Aim: Locate every line in the material below that has the word "propia". Copy each of those lines.
--- Begin Data rows ---
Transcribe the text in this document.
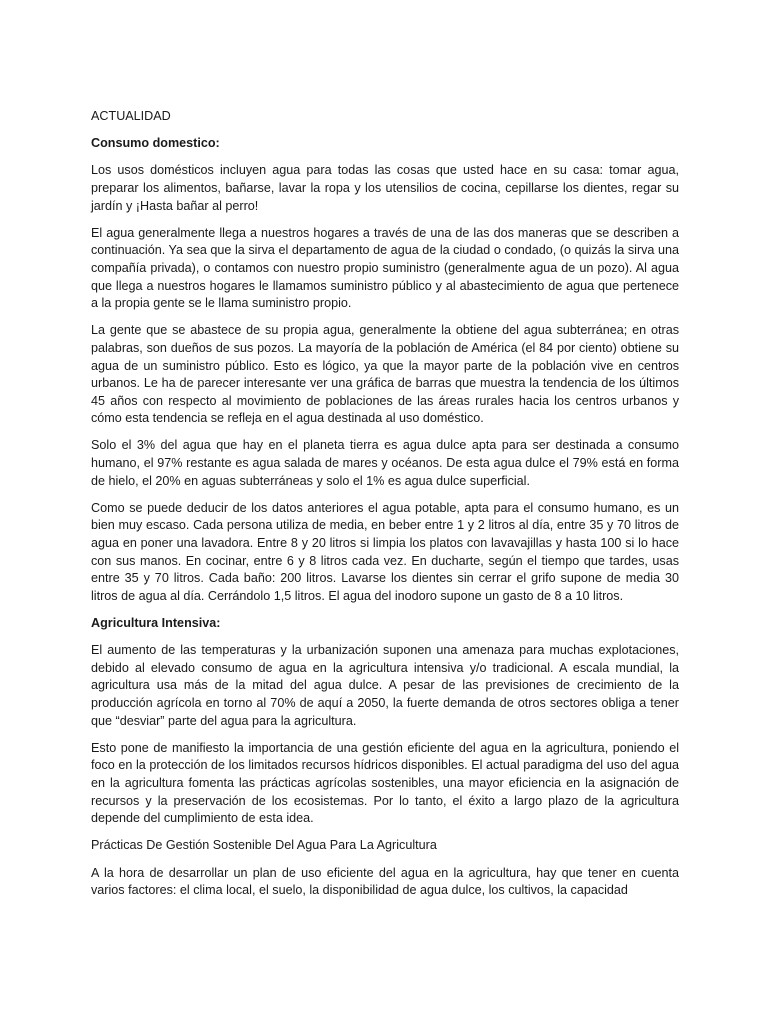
ACTUALIDAD

Consumo domestico:

Los usos domésticos incluyen agua para todas las cosas que usted hace en su casa: tomar agua, preparar los alimentos, bañarse, lavar la ropa y los utensilios de cocina, cepillarse los dientes, regar su jardín y ¡Hasta bañar al perro!

El agua generalmente llega a nuestros hogares a través de una de las dos maneras que se describen a continuación. Ya sea que la sirva el departamento de agua de la ciudad o condado, (o quizás la sirva una compañía privada), o contamos con nuestro propio suministro (generalmente agua de un pozo). Al agua que llega a nuestros hogares le llamamos suministro público y al abastecimiento de agua que pertenece a la propia gente se le llama suministro propio.

La gente que se abastece de su propia agua, generalmente la obtiene del agua subterránea; en otras palabras, son dueños de sus pozos. La mayoría de la población de América (el 84 por ciento) obtiene su agua de un suministro público. Esto es lógico, ya que la mayor parte de la población vive en centros urbanos. Le ha de parecer interesante ver una gráfica de barras que muestra la tendencia de los últimos 45 años con respecto al movimiento de poblaciones de las áreas rurales hacia los centros urbanos y cómo esta tendencia se refleja en el agua destinada al uso doméstico.

Solo el 3% del agua que hay en el planeta tierra es agua dulce apta para ser destinada a consumo humano, el 97% restante es agua salada de mares y océanos. De esta agua dulce el 79% está en forma de hielo, el 20% en aguas subterráneas y solo el 1% es agua dulce superficial.

Como se puede deducir de los datos anteriores el agua potable, apta para el consumo humano, es un bien muy escaso. Cada persona utiliza de media, en beber entre 1 y 2 litros al día, entre 35 y 70 litros de agua en poner una lavadora. Entre 8 y 20 litros si limpia los platos con lavavajillas y hasta 100 si lo hace con sus manos. En cocinar, entre 6 y 8 litros cada vez. En ducharte, según el tiempo que tardes, usas entre 35 y 70 litros. Cada baño: 200 litros. Lavarse los dientes sin cerrar el grifo supone de media 30 litros de agua al día. Cerrándolo 1,5 litros. El agua del inodoro supone un gasto de 8 a 10 litros.

Agricultura Intensiva:

El aumento de las temperaturas y la urbanización suponen una amenaza para muchas explotaciones, debido al elevado consumo de agua en la agricultura intensiva y/o tradicional. A escala mundial, la agricultura usa más de la mitad del agua dulce. A pesar de las previsiones de crecimiento de la producción agrícola en torno al 70% de aquí a 2050, la fuerte demanda de otros sectores obliga a tener que “desviar” parte del agua para la agricultura.

Esto pone de manifiesto la importancia de una gestión eficiente del agua en la agricultura, poniendo el foco en la protección de los limitados recursos hídricos disponibles. El actual paradigma del uso del agua en la agricultura fomenta las prácticas agrícolas sostenibles, una mayor eficiencia en la asignación de recursos y la preservación de los ecosistemas. Por lo tanto, el éxito a largo plazo de la agricultura depende del cumplimiento de esta idea.

Prácticas De Gestión Sostenible Del Agua Para La Agricultura

A la hora de desarrollar un plan de uso eficiente del agua en la agricultura, hay que tener en cuenta varios factores: el clima local, el suelo, la disponibilidad de agua dulce, los cultivos, la capacidad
--- End Data rows ---
Task answer:
El agua generalmente llega a nuestros hogares a través de una de las dos maneras que se describen a continuación. Ya sea que la sirva el departamento de agua de la ciudad o condado, (o quizás la sirva una compañía privada), o contamos con nuestro propio suministro (generalmente agua de un pozo). Al agua que llega a nuestros hogares le llamamos suministro público y al abastecimiento de agua que pertenece a la propia gente se le llama suministro propio.
La gente que se abastece de su propia agua, generalmente la obtiene del agua subterránea; en otras palabras, son dueños de sus pozos. La mayoría de la población de América (el 84 por ciento) obtiene su agua de un suministro público. Esto es lógico, ya que la mayor parte de la población vive en centros urbanos. Le ha de parecer interesante ver una gráfica de barras que muestra la tendencia de los últimos 45 años con respecto al movimiento de poblaciones de las áreas rurales hacia los centros urbanos y cómo esta tendencia se refleja en el agua destinada al uso doméstico.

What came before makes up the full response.